▸ MATERIAL SUPPLIED:

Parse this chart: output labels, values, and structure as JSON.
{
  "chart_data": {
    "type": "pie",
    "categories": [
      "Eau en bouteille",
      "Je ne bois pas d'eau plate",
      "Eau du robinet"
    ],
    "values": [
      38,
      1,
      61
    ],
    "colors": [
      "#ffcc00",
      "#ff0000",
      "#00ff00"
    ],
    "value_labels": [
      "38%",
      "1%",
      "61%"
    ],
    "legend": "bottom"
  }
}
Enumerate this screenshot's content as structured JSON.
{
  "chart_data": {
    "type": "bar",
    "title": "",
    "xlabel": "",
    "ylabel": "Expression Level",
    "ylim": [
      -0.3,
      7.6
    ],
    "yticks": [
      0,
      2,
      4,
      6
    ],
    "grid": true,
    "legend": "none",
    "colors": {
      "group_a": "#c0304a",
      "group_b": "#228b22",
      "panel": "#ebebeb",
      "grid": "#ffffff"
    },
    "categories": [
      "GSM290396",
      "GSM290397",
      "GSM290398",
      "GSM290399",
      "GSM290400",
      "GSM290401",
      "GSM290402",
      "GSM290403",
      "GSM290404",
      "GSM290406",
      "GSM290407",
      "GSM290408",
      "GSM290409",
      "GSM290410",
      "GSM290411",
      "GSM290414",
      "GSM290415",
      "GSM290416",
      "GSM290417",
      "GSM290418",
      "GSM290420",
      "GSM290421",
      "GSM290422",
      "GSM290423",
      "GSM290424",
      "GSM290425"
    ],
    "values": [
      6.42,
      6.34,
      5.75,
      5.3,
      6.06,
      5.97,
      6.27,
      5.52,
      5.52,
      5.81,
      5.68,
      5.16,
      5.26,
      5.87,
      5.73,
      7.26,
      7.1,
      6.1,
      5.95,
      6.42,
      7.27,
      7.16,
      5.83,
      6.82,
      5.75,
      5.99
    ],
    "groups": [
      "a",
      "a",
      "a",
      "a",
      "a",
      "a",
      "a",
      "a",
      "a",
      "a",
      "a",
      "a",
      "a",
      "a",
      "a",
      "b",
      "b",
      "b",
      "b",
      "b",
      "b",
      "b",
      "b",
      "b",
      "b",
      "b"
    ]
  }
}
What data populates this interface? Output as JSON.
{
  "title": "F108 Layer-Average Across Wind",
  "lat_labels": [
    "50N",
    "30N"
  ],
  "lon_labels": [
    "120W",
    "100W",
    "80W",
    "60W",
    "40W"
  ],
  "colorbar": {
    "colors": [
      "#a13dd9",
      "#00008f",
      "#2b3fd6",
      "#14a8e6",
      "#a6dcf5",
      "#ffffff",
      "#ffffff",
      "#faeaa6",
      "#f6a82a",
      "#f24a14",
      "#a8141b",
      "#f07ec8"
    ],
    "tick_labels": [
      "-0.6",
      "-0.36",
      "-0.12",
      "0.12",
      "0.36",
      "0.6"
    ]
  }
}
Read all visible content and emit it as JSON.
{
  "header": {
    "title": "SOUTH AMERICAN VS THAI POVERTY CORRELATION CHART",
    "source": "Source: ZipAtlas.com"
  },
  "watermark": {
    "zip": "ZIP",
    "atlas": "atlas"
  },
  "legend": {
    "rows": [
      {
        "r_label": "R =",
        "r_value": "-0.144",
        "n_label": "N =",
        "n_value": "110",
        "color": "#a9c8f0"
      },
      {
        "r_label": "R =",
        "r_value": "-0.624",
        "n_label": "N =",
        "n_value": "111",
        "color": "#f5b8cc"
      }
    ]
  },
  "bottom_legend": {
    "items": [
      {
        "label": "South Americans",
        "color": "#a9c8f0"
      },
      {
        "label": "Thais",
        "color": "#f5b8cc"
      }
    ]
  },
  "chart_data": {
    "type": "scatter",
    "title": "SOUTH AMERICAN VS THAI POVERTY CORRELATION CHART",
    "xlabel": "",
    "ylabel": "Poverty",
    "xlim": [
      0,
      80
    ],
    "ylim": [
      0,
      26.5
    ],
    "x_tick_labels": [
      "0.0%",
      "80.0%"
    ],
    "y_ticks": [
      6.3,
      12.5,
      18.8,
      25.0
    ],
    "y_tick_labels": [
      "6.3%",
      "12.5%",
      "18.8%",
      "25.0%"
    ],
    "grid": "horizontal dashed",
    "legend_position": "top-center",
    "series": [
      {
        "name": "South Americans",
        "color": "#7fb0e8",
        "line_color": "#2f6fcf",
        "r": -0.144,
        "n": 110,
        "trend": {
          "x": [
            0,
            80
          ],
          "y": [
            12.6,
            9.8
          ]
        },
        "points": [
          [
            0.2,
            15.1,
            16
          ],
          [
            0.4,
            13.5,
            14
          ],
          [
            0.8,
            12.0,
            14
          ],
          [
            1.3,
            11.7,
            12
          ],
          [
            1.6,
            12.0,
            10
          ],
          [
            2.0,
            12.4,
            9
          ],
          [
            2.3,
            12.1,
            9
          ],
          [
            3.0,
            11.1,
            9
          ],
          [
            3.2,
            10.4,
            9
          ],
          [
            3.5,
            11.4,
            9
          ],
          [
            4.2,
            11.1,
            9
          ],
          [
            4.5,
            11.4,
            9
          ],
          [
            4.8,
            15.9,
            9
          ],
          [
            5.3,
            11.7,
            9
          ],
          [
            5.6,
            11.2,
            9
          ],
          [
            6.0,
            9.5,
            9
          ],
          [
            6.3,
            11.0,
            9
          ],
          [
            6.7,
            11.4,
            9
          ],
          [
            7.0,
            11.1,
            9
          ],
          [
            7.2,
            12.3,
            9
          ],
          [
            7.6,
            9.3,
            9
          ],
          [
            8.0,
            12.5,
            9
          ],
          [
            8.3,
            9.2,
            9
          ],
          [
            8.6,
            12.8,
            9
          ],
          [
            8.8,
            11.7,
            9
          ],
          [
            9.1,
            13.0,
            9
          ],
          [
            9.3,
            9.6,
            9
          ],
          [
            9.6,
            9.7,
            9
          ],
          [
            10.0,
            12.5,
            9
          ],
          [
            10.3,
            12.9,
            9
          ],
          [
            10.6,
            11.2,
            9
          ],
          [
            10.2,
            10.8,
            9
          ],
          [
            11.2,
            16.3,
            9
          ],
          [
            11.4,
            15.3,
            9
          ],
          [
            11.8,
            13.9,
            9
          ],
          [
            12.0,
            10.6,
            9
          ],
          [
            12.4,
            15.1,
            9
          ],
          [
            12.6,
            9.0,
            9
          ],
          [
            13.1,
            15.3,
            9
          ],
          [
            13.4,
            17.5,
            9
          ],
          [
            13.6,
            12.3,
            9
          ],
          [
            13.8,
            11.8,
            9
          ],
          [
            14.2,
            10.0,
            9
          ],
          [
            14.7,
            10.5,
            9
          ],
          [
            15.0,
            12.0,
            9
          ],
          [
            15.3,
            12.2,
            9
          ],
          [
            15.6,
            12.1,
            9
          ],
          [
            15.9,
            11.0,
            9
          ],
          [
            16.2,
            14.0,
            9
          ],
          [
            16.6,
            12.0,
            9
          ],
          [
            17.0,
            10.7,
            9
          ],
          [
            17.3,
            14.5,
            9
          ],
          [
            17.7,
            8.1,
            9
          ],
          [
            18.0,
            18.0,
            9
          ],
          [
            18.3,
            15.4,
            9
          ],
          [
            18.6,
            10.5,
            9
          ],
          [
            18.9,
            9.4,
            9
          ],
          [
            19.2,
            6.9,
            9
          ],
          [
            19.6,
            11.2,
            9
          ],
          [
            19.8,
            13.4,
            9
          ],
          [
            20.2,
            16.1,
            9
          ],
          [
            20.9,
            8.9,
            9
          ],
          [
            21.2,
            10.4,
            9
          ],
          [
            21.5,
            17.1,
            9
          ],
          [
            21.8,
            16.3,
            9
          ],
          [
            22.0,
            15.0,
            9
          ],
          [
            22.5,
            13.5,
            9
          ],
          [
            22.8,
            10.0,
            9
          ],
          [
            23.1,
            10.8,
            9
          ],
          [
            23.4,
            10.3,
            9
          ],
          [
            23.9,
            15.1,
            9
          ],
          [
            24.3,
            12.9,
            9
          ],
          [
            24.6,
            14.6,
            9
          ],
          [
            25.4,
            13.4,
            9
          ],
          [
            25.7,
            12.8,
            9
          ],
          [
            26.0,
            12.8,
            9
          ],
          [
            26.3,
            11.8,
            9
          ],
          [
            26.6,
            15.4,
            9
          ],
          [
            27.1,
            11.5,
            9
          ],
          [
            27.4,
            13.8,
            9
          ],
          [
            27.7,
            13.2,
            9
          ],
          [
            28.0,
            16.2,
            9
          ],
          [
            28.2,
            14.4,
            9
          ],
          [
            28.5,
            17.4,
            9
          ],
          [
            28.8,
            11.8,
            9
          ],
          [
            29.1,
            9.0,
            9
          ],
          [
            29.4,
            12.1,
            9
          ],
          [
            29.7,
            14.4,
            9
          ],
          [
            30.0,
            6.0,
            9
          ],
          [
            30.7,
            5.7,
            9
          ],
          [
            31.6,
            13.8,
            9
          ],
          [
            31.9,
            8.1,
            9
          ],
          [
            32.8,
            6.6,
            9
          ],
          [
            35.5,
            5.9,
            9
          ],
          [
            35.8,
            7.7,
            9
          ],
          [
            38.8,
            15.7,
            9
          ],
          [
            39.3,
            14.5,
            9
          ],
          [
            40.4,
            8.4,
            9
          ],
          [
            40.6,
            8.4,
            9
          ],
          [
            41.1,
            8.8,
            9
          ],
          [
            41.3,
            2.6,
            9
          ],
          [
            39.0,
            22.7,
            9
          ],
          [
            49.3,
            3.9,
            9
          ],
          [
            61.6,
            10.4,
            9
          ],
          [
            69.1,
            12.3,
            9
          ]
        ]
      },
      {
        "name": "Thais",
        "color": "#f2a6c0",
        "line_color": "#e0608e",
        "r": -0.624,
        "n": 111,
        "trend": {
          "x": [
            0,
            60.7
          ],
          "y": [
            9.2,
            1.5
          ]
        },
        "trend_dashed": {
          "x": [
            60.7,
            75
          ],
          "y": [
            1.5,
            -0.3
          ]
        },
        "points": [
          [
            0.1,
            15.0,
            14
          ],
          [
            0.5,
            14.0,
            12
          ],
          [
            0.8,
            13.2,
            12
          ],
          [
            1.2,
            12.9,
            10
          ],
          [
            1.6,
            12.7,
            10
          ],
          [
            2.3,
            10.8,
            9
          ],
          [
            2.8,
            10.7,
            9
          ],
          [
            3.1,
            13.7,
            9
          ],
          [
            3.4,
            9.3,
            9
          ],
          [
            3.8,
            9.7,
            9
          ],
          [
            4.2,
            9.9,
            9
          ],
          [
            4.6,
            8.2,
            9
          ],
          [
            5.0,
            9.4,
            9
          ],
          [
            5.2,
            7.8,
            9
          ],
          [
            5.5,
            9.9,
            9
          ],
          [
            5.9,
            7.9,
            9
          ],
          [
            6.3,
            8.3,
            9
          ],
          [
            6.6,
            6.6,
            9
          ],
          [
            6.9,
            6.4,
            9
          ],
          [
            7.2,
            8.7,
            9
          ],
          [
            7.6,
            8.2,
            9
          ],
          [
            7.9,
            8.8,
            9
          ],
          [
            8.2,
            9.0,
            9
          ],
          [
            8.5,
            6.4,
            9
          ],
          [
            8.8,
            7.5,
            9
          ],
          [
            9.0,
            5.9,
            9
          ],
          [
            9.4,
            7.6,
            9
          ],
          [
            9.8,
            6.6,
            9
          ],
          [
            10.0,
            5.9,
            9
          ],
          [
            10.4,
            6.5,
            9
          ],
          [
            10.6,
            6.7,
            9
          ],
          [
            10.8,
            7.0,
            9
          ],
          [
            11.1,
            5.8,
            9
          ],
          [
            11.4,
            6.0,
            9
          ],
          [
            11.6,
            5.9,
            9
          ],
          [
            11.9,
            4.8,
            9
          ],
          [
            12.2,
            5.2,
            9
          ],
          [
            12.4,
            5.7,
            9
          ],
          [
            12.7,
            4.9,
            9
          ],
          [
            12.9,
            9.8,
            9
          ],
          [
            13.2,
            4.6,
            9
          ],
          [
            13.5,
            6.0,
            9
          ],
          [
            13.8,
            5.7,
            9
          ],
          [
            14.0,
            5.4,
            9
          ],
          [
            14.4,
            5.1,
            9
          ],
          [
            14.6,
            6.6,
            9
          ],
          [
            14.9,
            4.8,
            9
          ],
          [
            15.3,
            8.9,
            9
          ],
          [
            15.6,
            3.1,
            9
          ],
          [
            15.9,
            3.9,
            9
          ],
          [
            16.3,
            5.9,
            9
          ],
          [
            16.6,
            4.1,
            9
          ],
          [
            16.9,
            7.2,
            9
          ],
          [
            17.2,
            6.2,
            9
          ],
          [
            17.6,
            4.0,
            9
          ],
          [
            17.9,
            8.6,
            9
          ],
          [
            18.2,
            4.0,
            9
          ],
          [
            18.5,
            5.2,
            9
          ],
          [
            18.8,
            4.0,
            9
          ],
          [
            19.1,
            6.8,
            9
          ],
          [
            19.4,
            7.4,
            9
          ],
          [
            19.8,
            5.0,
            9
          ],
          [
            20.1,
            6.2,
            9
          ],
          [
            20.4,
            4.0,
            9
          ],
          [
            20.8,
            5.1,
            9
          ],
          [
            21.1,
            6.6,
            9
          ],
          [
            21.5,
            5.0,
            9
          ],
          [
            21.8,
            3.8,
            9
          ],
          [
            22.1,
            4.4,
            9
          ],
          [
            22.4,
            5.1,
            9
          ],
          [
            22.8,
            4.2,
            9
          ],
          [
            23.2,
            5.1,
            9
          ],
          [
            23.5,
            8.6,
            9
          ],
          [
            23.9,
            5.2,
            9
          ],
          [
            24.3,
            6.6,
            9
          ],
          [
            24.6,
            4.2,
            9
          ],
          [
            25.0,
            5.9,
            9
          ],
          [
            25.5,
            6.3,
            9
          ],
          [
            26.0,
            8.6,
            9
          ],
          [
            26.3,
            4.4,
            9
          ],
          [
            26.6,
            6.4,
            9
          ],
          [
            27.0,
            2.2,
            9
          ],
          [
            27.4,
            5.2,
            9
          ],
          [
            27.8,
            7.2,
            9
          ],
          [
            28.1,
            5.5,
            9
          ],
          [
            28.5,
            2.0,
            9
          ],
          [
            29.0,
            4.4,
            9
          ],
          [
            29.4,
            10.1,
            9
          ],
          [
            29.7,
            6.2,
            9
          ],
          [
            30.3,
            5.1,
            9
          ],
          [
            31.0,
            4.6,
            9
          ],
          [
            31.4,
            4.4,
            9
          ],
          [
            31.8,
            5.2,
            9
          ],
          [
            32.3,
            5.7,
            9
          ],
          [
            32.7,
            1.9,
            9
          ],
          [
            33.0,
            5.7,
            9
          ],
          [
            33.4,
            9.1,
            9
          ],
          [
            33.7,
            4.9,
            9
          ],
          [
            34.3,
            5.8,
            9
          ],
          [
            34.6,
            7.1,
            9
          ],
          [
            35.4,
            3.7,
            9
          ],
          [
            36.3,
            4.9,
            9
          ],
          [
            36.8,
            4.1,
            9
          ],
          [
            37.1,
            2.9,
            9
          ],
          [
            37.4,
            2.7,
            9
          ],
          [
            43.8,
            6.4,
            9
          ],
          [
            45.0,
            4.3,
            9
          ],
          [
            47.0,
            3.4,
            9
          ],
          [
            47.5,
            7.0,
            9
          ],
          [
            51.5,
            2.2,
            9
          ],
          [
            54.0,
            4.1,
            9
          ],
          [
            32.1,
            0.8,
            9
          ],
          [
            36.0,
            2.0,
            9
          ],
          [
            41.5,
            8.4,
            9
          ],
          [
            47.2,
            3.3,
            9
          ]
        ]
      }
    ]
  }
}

▸ OBJECTIVE: List each line of the entries that holds the string "ylabel".

▸ TASK RESPONSE:
    "ylabel": "Expression Level",
    "ylabel": "Poverty",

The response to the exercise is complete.